● **Work to be completed**
From the text about France below, extract the passage that starts at the words "May 23, 2006" and stops after the words "a little biased.". Copy it with no changes to its wording.

France: Rude. America: Lame. British: Boring.
May 23, 2006
It’s not just the American Right that hates France: Apparently, the British do, too. According to a recent survey, the French are the “rudest and most boring” nation. OK, I get it. “France is a miserable country because it’s populated by Frenchmen, and Frenchmen are miserable because they live in France,” or so claimed Samuel Clemens. Seriously, the whole Metro system in Paris emits a constant stale fart smell. But its the best way to get around town quickly. Their food is awesome, however, with many regional variations and specialties, and the girls in the south of France rival those of just about anywhere in the world. NB - I’m an admitted francophile, so I’m perhaps a little biased.

● **Data listing**
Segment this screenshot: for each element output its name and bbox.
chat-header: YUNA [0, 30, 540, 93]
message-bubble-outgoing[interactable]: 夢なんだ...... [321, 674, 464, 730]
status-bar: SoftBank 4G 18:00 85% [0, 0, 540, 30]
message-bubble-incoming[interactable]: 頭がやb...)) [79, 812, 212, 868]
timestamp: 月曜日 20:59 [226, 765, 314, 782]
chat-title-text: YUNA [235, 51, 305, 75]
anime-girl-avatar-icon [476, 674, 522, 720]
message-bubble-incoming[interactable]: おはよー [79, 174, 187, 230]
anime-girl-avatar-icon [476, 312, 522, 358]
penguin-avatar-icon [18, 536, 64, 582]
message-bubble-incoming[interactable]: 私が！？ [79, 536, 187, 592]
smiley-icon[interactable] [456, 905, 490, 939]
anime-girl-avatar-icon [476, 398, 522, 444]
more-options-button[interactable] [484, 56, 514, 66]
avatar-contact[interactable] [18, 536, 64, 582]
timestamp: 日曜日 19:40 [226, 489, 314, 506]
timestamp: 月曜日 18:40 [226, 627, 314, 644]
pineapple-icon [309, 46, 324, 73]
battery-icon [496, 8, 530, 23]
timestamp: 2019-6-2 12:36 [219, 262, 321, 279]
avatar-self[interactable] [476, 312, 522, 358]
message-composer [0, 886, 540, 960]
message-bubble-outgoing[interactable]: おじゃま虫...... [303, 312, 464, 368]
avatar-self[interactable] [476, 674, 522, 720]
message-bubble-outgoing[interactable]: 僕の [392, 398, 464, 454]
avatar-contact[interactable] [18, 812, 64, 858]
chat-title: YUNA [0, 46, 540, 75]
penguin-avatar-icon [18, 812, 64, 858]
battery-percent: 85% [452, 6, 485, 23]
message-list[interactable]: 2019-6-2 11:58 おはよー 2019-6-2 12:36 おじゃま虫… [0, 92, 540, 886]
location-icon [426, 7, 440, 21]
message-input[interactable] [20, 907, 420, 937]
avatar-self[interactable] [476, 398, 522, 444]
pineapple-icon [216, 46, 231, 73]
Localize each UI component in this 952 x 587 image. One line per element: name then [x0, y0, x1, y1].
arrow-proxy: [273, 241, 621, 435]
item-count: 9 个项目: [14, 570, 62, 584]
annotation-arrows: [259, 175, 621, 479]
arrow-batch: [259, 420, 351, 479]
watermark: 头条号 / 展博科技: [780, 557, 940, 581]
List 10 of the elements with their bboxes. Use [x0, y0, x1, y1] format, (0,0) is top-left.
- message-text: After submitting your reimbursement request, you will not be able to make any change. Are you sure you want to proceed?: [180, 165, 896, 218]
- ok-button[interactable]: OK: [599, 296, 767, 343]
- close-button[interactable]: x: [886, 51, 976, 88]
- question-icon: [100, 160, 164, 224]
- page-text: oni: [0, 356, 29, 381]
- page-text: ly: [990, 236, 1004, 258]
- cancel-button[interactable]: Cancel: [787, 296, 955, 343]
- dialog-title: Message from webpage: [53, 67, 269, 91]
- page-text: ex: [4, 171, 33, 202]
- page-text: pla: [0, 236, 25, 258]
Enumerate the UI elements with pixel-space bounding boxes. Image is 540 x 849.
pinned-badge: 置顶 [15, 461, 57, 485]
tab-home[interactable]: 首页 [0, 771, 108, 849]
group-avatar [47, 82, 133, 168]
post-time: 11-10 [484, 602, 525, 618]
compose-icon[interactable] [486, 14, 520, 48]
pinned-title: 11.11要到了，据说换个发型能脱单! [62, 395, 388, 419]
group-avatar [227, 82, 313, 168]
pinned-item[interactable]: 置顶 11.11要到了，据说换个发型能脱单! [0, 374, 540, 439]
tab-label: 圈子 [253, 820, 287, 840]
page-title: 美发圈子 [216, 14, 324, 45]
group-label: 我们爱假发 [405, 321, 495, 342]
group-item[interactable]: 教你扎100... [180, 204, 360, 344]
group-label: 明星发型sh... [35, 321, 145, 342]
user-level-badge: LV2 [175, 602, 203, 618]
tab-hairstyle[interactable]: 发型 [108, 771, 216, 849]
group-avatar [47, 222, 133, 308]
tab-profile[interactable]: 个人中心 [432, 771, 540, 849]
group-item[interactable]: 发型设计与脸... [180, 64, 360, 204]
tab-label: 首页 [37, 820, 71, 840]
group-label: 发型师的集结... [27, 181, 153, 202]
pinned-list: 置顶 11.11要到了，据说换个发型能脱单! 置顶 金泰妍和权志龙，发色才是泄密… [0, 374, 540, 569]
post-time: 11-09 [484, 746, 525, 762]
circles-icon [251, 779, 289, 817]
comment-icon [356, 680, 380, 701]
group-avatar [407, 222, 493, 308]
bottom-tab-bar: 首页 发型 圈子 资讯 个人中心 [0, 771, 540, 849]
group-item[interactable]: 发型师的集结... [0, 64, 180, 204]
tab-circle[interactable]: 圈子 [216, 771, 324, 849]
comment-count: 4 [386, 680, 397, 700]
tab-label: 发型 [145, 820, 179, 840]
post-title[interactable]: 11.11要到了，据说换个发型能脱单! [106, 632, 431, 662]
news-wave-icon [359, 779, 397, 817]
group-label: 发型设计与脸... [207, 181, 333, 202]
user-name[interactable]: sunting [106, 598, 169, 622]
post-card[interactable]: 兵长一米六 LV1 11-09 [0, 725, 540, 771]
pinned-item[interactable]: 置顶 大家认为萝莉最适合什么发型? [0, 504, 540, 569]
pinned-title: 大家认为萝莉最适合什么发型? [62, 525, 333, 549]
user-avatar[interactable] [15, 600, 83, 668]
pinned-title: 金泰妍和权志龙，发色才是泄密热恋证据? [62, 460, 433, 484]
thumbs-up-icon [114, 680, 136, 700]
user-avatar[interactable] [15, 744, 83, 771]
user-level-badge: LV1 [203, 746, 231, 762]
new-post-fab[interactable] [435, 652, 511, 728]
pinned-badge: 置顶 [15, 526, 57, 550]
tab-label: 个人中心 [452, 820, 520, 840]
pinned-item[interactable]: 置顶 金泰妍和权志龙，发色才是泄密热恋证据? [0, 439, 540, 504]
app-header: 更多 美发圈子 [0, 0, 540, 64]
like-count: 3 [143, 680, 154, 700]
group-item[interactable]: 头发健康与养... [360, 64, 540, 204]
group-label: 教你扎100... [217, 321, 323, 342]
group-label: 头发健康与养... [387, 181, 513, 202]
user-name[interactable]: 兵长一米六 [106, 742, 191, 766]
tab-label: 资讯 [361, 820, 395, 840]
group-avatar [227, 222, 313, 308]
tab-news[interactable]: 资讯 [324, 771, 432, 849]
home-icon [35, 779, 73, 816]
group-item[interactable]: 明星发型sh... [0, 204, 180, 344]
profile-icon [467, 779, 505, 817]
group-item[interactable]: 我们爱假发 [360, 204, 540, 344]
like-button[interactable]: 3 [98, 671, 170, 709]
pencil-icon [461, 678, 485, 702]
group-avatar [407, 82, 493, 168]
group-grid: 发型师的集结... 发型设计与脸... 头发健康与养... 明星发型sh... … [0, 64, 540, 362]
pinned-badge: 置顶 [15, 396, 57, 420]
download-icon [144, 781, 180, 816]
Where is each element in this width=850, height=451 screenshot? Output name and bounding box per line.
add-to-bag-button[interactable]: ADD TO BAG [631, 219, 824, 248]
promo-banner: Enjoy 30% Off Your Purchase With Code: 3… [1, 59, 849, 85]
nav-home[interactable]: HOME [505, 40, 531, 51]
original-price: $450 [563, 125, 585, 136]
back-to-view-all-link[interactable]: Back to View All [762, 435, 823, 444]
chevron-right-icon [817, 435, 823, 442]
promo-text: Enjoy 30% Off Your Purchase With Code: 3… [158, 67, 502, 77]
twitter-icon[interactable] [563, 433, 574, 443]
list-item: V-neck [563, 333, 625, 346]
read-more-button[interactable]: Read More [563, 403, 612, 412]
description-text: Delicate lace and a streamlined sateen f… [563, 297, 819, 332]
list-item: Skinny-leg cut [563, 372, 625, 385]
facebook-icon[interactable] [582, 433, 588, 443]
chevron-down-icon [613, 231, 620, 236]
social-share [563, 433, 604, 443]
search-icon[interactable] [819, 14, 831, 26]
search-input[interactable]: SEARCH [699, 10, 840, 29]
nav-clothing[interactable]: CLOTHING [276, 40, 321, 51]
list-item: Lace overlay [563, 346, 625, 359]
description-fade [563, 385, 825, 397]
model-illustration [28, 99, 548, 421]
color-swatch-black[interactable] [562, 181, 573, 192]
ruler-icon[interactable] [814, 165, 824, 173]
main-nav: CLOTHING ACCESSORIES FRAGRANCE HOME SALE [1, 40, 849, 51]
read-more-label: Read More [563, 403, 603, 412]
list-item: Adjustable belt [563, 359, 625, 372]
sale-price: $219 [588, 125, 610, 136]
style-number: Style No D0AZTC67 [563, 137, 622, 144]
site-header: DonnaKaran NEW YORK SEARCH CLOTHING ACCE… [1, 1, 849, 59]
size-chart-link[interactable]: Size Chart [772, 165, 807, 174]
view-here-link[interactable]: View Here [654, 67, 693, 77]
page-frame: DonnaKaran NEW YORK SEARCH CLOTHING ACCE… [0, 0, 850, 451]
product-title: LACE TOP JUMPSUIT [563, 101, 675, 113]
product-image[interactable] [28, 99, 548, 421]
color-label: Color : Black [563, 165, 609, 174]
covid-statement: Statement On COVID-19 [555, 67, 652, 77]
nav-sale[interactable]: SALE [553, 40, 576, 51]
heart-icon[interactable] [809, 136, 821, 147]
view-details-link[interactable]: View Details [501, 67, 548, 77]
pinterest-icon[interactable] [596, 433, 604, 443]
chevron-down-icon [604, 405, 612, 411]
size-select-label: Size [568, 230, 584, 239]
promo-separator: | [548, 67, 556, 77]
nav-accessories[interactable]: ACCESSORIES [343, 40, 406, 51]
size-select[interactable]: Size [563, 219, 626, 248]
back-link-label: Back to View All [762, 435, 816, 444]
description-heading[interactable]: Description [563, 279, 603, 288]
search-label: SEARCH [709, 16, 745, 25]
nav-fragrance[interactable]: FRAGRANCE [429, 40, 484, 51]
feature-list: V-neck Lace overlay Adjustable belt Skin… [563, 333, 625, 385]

● **Full solution**
May 23, 2006
It’s not just the American Right that hates France: Apparently, the British do, too. According to a recent survey, the French are the “rudest and most boring” nation. OK, I get it. “France is a miserable country because it’s populated by Frenchmen, and Frenchmen are miserable because they live in France,” or so claimed Samuel Clemens. Seriously, the whole Metro system in Paris emits a constant stale fart smell. But its the best way to get around town quickly. Their food is awesome, however, with many regional variations and specialties, and the girls in the south of France rival those of just about anywhere in the world. NB - I’m an admitted francophile, so I’m perhaps a little biased.